## Begin
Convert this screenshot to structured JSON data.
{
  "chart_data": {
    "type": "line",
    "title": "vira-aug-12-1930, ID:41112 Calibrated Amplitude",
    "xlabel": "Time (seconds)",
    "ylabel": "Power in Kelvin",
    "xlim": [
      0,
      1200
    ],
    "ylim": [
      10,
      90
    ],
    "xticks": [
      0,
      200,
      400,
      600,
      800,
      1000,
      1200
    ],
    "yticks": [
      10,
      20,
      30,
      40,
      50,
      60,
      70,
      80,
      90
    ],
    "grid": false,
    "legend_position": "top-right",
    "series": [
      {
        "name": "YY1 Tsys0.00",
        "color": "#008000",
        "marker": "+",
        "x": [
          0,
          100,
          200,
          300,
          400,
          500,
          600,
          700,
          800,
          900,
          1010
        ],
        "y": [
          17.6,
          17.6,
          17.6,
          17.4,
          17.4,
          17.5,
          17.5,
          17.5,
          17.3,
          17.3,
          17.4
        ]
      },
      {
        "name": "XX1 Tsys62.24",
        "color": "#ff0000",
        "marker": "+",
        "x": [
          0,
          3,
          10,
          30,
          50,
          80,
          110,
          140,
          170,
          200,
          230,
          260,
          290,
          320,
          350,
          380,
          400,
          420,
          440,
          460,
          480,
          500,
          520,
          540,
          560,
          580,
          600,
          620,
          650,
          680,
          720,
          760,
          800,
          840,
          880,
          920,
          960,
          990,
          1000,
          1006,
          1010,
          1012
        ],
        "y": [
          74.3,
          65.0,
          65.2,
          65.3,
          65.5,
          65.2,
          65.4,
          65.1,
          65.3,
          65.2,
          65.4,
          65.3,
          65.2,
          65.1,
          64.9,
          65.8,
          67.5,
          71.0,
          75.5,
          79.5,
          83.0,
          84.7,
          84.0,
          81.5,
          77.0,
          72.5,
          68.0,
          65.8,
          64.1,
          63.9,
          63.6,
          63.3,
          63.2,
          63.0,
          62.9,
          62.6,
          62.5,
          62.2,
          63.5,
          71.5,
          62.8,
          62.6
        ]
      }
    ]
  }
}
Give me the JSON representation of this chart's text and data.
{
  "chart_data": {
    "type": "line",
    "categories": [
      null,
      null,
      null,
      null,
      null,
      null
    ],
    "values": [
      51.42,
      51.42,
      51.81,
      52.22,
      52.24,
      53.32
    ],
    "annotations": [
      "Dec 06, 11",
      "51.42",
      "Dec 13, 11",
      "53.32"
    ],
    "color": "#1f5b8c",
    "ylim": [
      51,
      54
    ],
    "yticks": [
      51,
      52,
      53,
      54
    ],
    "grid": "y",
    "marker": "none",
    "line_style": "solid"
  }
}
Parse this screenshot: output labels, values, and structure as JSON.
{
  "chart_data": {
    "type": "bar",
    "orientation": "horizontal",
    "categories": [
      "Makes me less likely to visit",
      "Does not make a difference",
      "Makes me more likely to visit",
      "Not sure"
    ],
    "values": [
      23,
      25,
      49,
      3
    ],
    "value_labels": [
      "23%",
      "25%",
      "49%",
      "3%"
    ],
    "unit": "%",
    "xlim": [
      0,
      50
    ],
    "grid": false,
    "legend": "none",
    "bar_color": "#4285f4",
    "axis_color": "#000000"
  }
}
## End
Pull out each record as written and restate it exactly.

Solution below ▸
Convert this screenshot to structured JSON data.
{
  "chart_data": {
    "type": "line",
    "title": "vira-aug-12-1930, ID:41112 Calibrated Amplitude",
    "xlabel": "Time (seconds)",
    "ylabel": "Power in Kelvin",
    "xlim": [
      0,
      1200
    ],
    "ylim": [
      10,
      90
    ],
    "xticks": [
      0,
      200,
      400,
      600,
      800,
      1000,
      1200
    ],
    "yticks": [
      10,
      20,
      30,
      40,
      50,
      60,
      70,
      80,
      90
    ],
    "grid": false,
    "legend_position": "top-right",
    "series": [
      {
        "name": "YY1 Tsys0.00",
        "color": "#008000",
        "marker": "+",
        "x": [
          0,
          100,
          200,
          300,
          400,
          500,
          600,
          700,
          800,
          900,
          1010
        ],
        "y": [
          17.6,
          17.6,
          17.6,
          17.4,
          17.4,
          17.5,
          17.5,
          17.5,
          17.3,
          17.3,
          17.4
        ]
      },
      {
        "name": "XX1 Tsys62.24",
        "color": "#ff0000",
        "marker": "+",
        "x": [
          0,
          3,
          10,
          30,
          50,
          80,
          110,
          140,
          170,
          200,
          230,
          260,
          290,
          320,
          350,
          380,
          400,
          420,
          440,
          460,
          480,
          500,
          520,
          540,
          560,
          580,
          600,
          620,
          650,
          680,
          720,
          760,
          800,
          840,
          880,
          920,
          960,
          990,
          1000,
          1006,
          1010,
          1012
        ],
        "y": [
          74.3,
          65.0,
          65.2,
          65.3,
          65.5,
          65.2,
          65.4,
          65.1,
          65.3,
          65.2,
          65.4,
          65.3,
          65.2,
          65.1,
          64.9,
          65.8,
          67.5,
          71.0,
          75.5,
          79.5,
          83.0,
          84.7,
          84.0,
          81.5,
          77.0,
          72.5,
          68.0,
          65.8,
          64.1,
          63.9,
          63.6,
          63.3,
          63.2,
          63.0,
          62.9,
          62.6,
          62.5,
          62.2,
          63.5,
          71.5,
          62.8,
          62.6
        ]
      }
    ]
  }
}
Give me the JSON representation of this chart's text and data.
{
  "chart_data": {
    "type": "line",
    "categories": [
      null,
      null,
      null,
      null,
      null,
      null
    ],
    "values": [
      51.42,
      51.42,
      51.81,
      52.22,
      52.24,
      53.32
    ],
    "annotations": [
      "Dec 06, 11",
      "51.42",
      "Dec 13, 11",
      "53.32"
    ],
    "color": "#1f5b8c",
    "ylim": [
      51,
      54
    ],
    "yticks": [
      51,
      52,
      53,
      54
    ],
    "grid": "y",
    "marker": "none",
    "line_style": "solid"
  }
}
Parse this screenshot: output labels, values, and structure as JSON.
{
  "chart_data": {
    "type": "bar",
    "orientation": "horizontal",
    "categories": [
      "Makes me less likely to visit",
      "Does not make a difference",
      "Makes me more likely to visit",
      "Not sure"
    ],
    "values": [
      23,
      25,
      49,
      3
    ],
    "value_labels": [
      "23%",
      "25%",
      "49%",
      "3%"
    ],
    "unit": "%",
    "xlim": [
      0,
      50
    ],
    "grid": false,
    "legend": "none",
    "bar_color": "#4285f4",
    "axis_color": "#000000"
  }
}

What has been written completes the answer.